■ WHAT THE TASK REQUIRES
Write out every entry exactly as it stands.

# # #

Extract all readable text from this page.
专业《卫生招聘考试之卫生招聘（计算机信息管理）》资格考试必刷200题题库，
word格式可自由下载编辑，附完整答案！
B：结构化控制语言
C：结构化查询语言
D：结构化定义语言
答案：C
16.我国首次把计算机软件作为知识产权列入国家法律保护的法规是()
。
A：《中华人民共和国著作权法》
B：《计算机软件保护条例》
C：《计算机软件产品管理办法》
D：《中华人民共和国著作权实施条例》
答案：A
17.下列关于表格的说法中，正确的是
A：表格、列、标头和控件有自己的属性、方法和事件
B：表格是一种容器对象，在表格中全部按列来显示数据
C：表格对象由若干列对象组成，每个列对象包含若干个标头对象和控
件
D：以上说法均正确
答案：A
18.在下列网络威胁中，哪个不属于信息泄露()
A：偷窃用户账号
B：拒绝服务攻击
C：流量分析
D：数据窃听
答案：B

# # #

■ COMPLETED TASK
Extract all readable text from this page.
专业《卫生招聘考试之卫生招聘（计算机信息管理）》资格考试必刷200题题库，
word格式可自由下载编辑，附完整答案！
B：结构化控制语言
C：结构化查询语言
D：结构化定义语言
答案：C
16.我国首次把计算机软件作为知识产权列入国家法律保护的法规是()
。
A：《中华人民共和国著作权法》
B：《计算机软件保护条例》
C：《计算机软件产品管理办法》
D：《中华人民共和国著作权实施条例》
答案：A
17.下列关于表格的说法中，正确的是
A：表格、列、标头和控件有自己的属性、方法和事件
B：表格是一种容器对象，在表格中全部按列来显示数据
C：表格对象由若干列对象组成，每个列对象包含若干个标头对象和控
件
D：以上说法均正确
答案：A
18.在下列网络威胁中，哪个不属于信息泄露()
A：偷窃用户账号
B：拒绝服务攻击
C：流量分析
D：数据窃听
答案：B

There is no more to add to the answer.